--- begin EXCERPTED RECORDS ---

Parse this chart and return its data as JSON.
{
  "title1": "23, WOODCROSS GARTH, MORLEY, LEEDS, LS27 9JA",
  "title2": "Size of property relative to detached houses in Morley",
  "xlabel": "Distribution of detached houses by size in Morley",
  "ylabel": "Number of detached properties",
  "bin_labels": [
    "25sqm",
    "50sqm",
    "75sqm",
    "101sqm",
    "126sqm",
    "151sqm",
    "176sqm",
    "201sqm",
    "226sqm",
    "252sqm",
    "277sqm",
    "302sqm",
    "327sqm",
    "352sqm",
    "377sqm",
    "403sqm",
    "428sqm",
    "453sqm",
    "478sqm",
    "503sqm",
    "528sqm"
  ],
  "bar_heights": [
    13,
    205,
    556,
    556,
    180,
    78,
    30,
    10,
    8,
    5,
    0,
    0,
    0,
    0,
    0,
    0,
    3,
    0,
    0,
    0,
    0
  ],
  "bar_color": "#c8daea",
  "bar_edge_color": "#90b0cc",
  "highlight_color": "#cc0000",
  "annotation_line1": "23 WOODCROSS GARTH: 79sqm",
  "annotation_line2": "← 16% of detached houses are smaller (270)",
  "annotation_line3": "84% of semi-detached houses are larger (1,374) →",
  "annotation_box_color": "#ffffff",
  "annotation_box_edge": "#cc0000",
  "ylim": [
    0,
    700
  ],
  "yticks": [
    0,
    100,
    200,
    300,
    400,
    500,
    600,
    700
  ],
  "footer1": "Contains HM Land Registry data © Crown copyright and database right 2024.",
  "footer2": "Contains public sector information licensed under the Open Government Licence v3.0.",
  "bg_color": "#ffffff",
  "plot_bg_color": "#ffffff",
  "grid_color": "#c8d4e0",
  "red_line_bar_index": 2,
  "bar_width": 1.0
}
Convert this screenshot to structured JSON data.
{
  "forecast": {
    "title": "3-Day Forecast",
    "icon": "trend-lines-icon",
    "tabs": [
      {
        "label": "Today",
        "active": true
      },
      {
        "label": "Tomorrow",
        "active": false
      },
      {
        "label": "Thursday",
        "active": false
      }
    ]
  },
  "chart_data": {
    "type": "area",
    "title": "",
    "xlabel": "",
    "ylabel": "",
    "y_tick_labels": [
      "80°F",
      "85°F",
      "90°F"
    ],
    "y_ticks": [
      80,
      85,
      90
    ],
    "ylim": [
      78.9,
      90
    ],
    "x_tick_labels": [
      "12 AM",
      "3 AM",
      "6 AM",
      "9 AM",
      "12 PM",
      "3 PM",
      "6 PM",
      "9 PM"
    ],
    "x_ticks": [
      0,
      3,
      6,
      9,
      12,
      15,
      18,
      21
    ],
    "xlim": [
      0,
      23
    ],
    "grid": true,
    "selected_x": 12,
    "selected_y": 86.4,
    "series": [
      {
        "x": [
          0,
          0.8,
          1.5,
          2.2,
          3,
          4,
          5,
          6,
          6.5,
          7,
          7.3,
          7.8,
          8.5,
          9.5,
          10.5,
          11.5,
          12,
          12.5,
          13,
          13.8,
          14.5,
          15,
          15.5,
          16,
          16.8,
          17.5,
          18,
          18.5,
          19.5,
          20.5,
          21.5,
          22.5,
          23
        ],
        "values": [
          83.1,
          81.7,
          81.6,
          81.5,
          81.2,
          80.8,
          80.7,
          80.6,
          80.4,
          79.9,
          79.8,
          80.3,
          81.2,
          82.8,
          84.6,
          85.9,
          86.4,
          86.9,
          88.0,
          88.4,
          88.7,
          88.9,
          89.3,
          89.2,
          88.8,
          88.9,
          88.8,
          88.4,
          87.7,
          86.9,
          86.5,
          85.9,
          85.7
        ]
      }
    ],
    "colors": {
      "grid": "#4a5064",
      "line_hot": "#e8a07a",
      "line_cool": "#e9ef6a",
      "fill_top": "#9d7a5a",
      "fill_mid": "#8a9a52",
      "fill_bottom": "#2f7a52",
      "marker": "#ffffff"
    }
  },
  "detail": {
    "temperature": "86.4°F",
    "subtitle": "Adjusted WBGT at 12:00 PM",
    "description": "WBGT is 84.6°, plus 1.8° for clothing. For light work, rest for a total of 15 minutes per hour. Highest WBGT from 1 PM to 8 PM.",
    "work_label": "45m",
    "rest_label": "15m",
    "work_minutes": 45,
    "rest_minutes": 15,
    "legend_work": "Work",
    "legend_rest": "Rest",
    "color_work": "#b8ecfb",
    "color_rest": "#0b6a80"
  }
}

--- end EXCERPTED RECORDS ---

§ **PROBLEM TO WORK ON**:
Set down all of the records shown above once more, exactly.

§ **EXERCISE SOLUTION**:
Parse this chart and return its data as JSON.
{
  "title1": "23, WOODCROSS GARTH, MORLEY, LEEDS, LS27 9JA",
  "title2": "Size of property relative to detached houses in Morley",
  "xlabel": "Distribution of detached houses by size in Morley",
  "ylabel": "Number of detached properties",
  "bin_labels": [
    "25sqm",
    "50sqm",
    "75sqm",
    "101sqm",
    "126sqm",
    "151sqm",
    "176sqm",
    "201sqm",
    "226sqm",
    "252sqm",
    "277sqm",
    "302sqm",
    "327sqm",
    "352sqm",
    "377sqm",
    "403sqm",
    "428sqm",
    "453sqm",
    "478sqm",
    "503sqm",
    "528sqm"
  ],
  "bar_heights": [
    13,
    205,
    556,
    556,
    180,
    78,
    30,
    10,
    8,
    5,
    0,
    0,
    0,
    0,
    0,
    0,
    3,
    0,
    0,
    0,
    0
  ],
  "bar_color": "#c8daea",
  "bar_edge_color": "#90b0cc",
  "highlight_color": "#cc0000",
  "annotation_line1": "23 WOODCROSS GARTH: 79sqm",
  "annotation_line2": "← 16% of detached houses are smaller (270)",
  "annotation_line3": "84% of semi-detached houses are larger (1,374) →",
  "annotation_box_color": "#ffffff",
  "annotation_box_edge": "#cc0000",
  "ylim": [
    0,
    700
  ],
  "yticks": [
    0,
    100,
    200,
    300,
    400,
    500,
    600,
    700
  ],
  "footer1": "Contains HM Land Registry data © Crown copyright and database right 2024.",
  "footer2": "Contains public sector information licensed under the Open Government Licence v3.0.",
  "bg_color": "#ffffff",
  "plot_bg_color": "#ffffff",
  "grid_color": "#c8d4e0",
  "red_line_bar_index": 2,
  "bar_width": 1.0
}
Convert this screenshot to structured JSON data.
{
  "forecast": {
    "title": "3-Day Forecast",
    "icon": "trend-lines-icon",
    "tabs": [
      {
        "label": "Today",
        "active": true
      },
      {
        "label": "Tomorrow",
        "active": false
      },
      {
        "label": "Thursday",
        "active": false
      }
    ]
  },
  "chart_data": {
    "type": "area",
    "title": "",
    "xlabel": "",
    "ylabel": "",
    "y_tick_labels": [
      "80°F",
      "85°F",
      "90°F"
    ],
    "y_ticks": [
      80,
      85,
      90
    ],
    "ylim": [
      78.9,
      90
    ],
    "x_tick_labels": [
      "12 AM",
      "3 AM",
      "6 AM",
      "9 AM",
      "12 PM",
      "3 PM",
      "6 PM",
      "9 PM"
    ],
    "x_ticks": [
      0,
      3,
      6,
      9,
      12,
      15,
      18,
      21
    ],
    "xlim": [
      0,
      23
    ],
    "grid": true,
    "selected_x": 12,
    "selected_y": 86.4,
    "series": [
      {
        "x": [
          0,
          0.8,
          1.5,
          2.2,
          3,
          4,
          5,
          6,
          6.5,
          7,
          7.3,
          7.8,
          8.5,
          9.5,
          10.5,
          11.5,
          12,
          12.5,
          13,
          13.8,
          14.5,
          15,
          15.5,
          16,
          16.8,
          17.5,
          18,
          18.5,
          19.5,
          20.5,
          21.5,
          22.5,
          23
        ],
        "values": [
          83.1,
          81.7,
          81.6,
          81.5,
          81.2,
          80.8,
          80.7,
          80.6,
          80.4,
          79.9,
          79.8,
          80.3,
          81.2,
          82.8,
          84.6,
          85.9,
          86.4,
          86.9,
          88.0,
          88.4,
          88.7,
          88.9,
          89.3,
          89.2,
          88.8,
          88.9,
          88.8,
          88.4,
          87.7,
          86.9,
          86.5,
          85.9,
          85.7
        ]
      }
    ],
    "colors": {
      "grid": "#4a5064",
      "line_hot": "#e8a07a",
      "line_cool": "#e9ef6a",
      "fill_top": "#9d7a5a",
      "fill_mid": "#8a9a52",
      "fill_bottom": "#2f7a52",
      "marker": "#ffffff"
    }
  },
  "detail": {
    "temperature": "86.4°F",
    "subtitle": "Adjusted WBGT at 12:00 PM",
    "description": "WBGT is 84.6°, plus 1.8° for clothing. For light work, rest for a total of 15 minutes per hour. Highest WBGT from 1 PM to 8 PM.",
    "work_label": "45m",
    "rest_label": "15m",
    "work_minutes": 45,
    "rest_minutes": 15,
    "legend_work": "Work",
    "legend_rest": "Rest",
    "color_work": "#b8ecfb",
    "color_rest": "#0b6a80"
  }
}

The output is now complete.